KUTIPAN SUMBER:
───

Valentine bukan budaya kita, budaya kita adalah kepo tanpa batas. Jangan masam-mesem, Brader, saya serius. Kok bisa, ya, kepo dianggap budaya? Bisa, sih. Salah satu arti budaya adalah 'sesuatu yang sudah menjadi kebiasaan dan sukar diubah'. Poinnya, kebiasaan yang sukar diubah.
Nah, kepo itu sukar diubah. Parahnya, kepo acapkali diikuti dengan penghakiman tanpa alasan atau tanpa pengetahuan memadai atas akar masalah. Begitu teman melakukan kesalahan, kita sibuk kasak-kusuk menggali informasi. Setelah dapat, kita dengan enteng mengatakan "ih, amit-amit, bisa-bisanya dia begitu!".
Valentine bukan budaya kita, budaya kita ialah senang mengkritik dan mudah tersinggung. Saya serius. Banyak orang di antara kita, termasuk Anda dan saya (bukan "selain Anda dan saya"), yang enteng menyampaikan kesalahan orang, tetapi baperan jika kesalahan kita diungkap oleh orang lain. Kalau Anda tidak merasa begitu, ya, tidak apa-apa, cukup saya saja yang merasa.

───

DAFTAR DATA:
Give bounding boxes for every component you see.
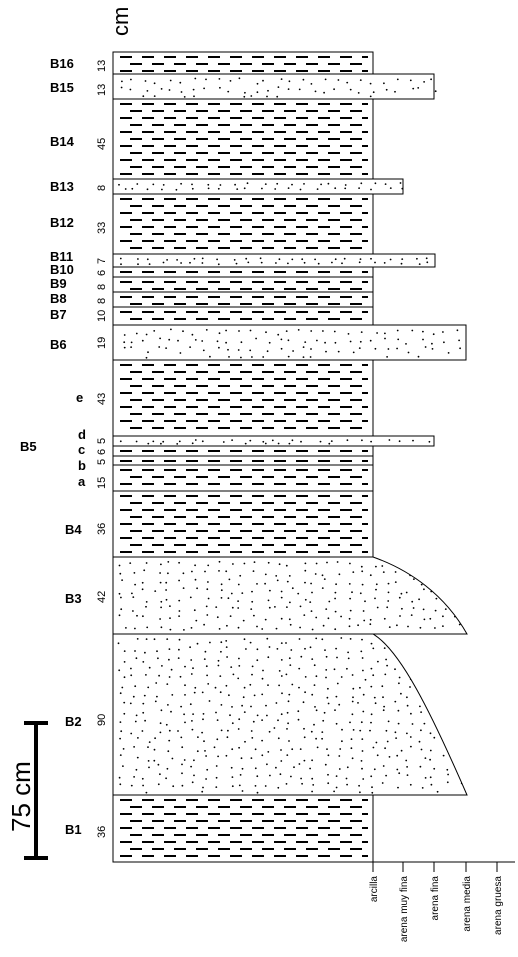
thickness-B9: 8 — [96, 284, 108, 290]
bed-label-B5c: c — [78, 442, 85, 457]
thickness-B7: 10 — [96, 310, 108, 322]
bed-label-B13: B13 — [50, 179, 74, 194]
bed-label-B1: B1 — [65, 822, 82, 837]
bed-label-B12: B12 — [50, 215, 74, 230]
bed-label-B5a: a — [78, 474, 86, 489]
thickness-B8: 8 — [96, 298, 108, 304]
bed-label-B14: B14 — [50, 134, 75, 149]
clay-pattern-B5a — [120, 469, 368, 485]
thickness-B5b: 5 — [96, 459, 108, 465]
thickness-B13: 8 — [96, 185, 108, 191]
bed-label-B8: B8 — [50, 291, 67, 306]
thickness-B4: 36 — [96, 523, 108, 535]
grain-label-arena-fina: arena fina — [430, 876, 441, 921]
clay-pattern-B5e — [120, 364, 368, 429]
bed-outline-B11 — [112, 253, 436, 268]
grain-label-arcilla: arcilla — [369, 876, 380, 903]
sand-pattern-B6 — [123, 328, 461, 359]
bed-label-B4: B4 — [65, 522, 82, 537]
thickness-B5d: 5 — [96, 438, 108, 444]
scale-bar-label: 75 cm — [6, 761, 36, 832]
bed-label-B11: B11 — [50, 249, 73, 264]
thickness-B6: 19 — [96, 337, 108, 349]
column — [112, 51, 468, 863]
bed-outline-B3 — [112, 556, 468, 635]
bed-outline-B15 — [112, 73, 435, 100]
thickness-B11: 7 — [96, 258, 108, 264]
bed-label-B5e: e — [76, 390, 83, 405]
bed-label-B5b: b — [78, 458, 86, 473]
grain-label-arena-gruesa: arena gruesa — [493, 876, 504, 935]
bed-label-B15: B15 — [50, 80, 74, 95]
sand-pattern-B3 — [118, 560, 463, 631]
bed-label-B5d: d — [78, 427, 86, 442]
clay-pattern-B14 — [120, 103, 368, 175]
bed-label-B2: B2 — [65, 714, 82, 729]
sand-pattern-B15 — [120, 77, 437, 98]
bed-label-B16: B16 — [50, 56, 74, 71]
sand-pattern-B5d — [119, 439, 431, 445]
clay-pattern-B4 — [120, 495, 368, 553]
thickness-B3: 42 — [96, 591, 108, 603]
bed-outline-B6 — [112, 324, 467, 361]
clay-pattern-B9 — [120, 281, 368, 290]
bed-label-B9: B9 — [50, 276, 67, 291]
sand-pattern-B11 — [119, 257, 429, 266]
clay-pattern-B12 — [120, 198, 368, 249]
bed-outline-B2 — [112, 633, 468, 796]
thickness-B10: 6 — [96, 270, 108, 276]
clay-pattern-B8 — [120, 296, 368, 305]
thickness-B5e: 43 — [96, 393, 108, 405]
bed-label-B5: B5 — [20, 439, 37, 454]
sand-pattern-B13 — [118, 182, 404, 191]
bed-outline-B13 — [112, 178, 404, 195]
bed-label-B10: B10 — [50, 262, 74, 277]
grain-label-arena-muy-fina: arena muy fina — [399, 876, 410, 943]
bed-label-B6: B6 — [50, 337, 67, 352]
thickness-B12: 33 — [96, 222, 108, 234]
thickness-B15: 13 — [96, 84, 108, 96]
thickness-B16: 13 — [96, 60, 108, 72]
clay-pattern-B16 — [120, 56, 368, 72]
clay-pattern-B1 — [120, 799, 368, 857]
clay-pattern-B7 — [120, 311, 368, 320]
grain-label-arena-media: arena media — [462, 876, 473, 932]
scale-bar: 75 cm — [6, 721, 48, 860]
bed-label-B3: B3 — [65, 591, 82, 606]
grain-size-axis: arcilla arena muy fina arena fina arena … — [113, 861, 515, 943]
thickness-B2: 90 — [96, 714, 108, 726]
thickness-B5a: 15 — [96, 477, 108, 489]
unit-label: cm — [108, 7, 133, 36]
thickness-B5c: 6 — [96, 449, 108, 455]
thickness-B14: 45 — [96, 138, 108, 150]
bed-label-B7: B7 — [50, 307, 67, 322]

───

TUGAS UNTUK DIKERJAKAN:
(1) Ubah paragraf dalam kutipan sumber yang diawali "Nah, kepo itu sukar diubah" menjadi daftar poin singkat tanpa menghilangkan fakta utamanya.
(2) Ulangi tanpa perubahan baris data yang dimulai dari baris berisi "thickness-B9: 8 — [96, 284, 108, 290]" dan diakhiri baris berisi "bed-label-B14: B14 — [50, 134, 75, 149]".

JAWABAN LENGKAP:
(1)
- Kepo sukar diubah.
- Kepo sering diikuti penghakiman tanpa alasan atau tanpa pengetahuan yang memadai tentang akar masalah.
- Ketika teman berbuat salah, kita sibuk menggali informasi.
- Setelah informasi didapat, kita dengan enteng menghakimi: "ih, amit-amit, bisa-bisanya dia begitu!"

(2)
thickness-B9: 8 — [96, 284, 108, 290]
bed-label-B5c: c — [78, 442, 85, 457]
thickness-B7: 10 — [96, 310, 108, 322]
bed-label-B13: B13 — [50, 179, 74, 194]
bed-label-B1: B1 — [65, 822, 82, 837]
bed-label-B12: B12 — [50, 215, 74, 230]
bed-label-B5a: a — [78, 474, 86, 489]
thickness-B8: 8 — [96, 298, 108, 304]
bed-label-B14: B14 — [50, 134, 75, 149]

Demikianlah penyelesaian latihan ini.